Data listing:

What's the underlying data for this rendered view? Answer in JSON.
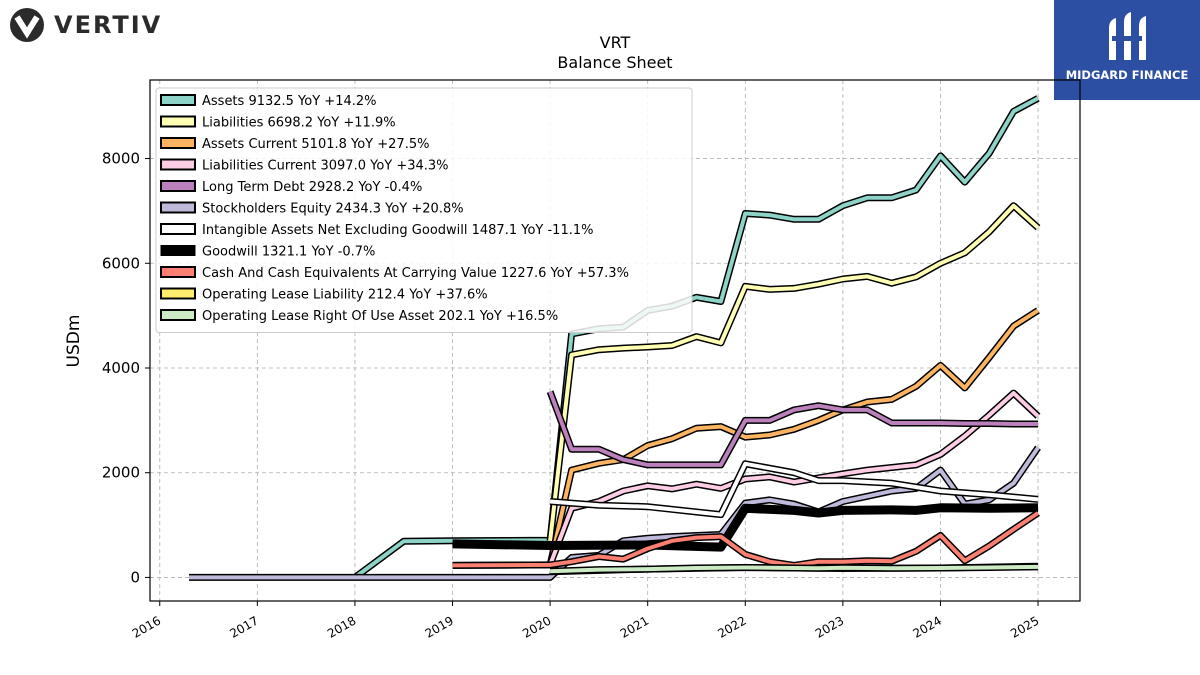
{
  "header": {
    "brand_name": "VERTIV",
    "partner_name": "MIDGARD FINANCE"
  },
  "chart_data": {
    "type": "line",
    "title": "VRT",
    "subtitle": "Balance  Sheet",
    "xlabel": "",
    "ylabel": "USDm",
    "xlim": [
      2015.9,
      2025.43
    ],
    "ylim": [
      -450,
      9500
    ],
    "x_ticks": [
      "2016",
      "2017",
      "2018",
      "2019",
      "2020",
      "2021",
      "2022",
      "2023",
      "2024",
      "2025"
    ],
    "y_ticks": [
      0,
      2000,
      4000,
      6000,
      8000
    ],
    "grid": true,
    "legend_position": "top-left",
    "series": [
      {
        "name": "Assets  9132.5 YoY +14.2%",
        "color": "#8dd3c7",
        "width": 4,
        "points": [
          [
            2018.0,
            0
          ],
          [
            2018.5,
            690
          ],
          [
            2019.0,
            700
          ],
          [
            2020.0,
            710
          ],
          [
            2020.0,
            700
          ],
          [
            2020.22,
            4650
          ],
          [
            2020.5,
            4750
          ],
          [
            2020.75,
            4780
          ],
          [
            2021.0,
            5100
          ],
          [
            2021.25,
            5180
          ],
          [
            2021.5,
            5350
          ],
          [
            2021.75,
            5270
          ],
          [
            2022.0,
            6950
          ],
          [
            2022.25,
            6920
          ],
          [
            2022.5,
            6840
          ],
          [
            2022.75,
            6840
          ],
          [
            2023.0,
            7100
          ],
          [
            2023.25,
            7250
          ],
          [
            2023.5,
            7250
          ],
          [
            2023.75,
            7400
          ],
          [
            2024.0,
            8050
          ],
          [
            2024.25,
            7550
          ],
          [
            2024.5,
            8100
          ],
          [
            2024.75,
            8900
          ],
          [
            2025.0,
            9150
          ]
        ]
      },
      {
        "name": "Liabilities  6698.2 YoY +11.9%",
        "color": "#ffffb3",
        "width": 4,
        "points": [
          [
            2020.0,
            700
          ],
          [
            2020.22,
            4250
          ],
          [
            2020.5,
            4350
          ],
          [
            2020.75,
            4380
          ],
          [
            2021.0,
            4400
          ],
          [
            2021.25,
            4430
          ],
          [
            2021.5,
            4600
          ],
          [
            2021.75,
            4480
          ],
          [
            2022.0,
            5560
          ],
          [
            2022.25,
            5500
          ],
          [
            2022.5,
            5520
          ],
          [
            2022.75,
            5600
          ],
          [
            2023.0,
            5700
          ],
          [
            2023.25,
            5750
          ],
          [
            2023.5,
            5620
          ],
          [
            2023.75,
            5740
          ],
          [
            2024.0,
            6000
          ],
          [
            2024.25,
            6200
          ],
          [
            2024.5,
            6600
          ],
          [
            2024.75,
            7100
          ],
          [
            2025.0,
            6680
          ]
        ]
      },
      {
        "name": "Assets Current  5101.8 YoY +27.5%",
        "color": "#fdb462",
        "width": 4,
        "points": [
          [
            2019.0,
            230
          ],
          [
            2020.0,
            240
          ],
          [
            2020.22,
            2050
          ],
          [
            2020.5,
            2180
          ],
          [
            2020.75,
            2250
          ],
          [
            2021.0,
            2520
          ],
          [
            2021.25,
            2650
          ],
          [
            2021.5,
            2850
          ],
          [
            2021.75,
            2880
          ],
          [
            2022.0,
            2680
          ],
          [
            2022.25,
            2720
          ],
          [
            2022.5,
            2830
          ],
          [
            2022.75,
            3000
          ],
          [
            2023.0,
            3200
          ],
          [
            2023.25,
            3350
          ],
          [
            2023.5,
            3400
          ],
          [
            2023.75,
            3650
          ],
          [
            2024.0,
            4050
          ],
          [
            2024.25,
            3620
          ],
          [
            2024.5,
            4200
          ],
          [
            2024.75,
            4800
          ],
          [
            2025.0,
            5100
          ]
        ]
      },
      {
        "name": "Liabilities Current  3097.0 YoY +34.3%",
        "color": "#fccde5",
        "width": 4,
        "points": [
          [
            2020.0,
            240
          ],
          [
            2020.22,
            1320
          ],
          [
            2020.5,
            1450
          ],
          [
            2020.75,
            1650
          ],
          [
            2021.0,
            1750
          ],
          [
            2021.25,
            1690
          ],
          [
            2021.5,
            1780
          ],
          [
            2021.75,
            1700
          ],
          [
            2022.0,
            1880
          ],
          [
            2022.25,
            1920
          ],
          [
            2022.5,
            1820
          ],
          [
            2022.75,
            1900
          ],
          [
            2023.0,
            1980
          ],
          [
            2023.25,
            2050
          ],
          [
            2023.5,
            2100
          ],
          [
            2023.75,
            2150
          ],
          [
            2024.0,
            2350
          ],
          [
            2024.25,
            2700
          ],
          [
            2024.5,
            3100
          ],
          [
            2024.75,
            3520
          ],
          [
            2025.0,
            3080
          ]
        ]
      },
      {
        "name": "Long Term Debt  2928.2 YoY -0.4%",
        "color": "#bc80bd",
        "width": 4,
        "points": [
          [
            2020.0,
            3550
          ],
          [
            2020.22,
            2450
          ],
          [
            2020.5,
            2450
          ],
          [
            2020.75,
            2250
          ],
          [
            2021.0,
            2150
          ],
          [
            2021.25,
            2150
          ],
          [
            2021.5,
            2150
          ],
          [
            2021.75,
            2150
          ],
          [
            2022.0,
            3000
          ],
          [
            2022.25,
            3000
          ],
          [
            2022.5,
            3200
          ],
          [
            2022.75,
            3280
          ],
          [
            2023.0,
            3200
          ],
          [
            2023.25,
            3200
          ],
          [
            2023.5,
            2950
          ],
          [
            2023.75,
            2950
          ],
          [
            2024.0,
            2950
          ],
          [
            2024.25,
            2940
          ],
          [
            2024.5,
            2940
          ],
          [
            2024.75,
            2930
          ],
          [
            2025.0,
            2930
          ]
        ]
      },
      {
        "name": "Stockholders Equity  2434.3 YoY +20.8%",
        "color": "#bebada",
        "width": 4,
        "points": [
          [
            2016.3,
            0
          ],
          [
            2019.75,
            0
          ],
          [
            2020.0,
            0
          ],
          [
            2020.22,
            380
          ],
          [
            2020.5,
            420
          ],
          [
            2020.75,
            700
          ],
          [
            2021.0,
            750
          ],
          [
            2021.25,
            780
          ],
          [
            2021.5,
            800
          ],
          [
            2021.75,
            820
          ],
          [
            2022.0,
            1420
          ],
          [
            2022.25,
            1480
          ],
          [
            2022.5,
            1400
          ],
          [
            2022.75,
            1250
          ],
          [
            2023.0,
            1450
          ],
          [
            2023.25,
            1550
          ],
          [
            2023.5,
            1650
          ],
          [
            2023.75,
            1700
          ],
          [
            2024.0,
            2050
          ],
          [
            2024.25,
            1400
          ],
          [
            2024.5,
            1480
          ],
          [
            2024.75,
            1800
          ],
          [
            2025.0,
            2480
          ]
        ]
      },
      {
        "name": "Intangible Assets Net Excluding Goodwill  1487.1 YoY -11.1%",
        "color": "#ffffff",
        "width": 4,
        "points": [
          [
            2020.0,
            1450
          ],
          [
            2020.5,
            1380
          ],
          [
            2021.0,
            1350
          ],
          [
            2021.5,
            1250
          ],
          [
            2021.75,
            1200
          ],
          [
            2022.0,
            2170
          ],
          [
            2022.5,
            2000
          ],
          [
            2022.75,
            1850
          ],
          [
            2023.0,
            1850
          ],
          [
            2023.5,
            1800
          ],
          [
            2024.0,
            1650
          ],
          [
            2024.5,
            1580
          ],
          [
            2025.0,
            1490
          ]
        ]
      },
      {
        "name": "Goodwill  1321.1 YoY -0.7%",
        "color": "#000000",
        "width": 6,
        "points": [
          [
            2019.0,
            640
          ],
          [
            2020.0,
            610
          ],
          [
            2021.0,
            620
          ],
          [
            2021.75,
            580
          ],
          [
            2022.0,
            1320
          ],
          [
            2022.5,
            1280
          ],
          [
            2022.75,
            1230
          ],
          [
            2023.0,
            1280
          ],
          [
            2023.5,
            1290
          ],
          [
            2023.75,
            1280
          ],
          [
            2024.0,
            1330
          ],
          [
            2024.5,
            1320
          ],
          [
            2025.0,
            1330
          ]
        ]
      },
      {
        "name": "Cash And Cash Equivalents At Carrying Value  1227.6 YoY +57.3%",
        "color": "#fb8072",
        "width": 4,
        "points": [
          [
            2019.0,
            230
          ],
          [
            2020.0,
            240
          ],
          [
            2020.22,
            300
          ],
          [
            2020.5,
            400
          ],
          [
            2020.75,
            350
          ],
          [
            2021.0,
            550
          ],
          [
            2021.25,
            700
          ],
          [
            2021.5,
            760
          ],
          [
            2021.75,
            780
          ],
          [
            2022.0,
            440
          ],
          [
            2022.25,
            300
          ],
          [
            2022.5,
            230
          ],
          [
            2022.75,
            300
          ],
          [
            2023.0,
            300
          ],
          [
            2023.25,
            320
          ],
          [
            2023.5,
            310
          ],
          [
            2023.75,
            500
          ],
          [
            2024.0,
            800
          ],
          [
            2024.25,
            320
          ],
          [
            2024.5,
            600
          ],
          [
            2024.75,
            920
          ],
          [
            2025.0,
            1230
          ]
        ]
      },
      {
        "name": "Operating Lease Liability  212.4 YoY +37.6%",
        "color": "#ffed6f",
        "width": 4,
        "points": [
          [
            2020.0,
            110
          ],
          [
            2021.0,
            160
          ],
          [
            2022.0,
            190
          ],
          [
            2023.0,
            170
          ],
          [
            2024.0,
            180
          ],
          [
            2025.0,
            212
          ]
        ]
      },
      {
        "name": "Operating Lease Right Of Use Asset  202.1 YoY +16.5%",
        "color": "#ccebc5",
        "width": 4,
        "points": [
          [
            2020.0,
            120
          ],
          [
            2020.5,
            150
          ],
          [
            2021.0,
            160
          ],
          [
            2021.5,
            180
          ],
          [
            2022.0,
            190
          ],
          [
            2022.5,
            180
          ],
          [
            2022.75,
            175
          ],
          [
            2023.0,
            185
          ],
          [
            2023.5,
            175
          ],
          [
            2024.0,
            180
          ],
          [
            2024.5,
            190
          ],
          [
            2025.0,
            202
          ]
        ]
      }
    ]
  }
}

What you are asked to do:
Scan the listing above. Collect all lines with the word "Assets".

The solution:
        "name": "Assets  9132.5 YoY +14.2%",
        "name": "Assets Current  5101.8 YoY +27.5%",
        "name": "Intangible Assets Net Excluding Goodwill  1487.1 YoY -11.1%",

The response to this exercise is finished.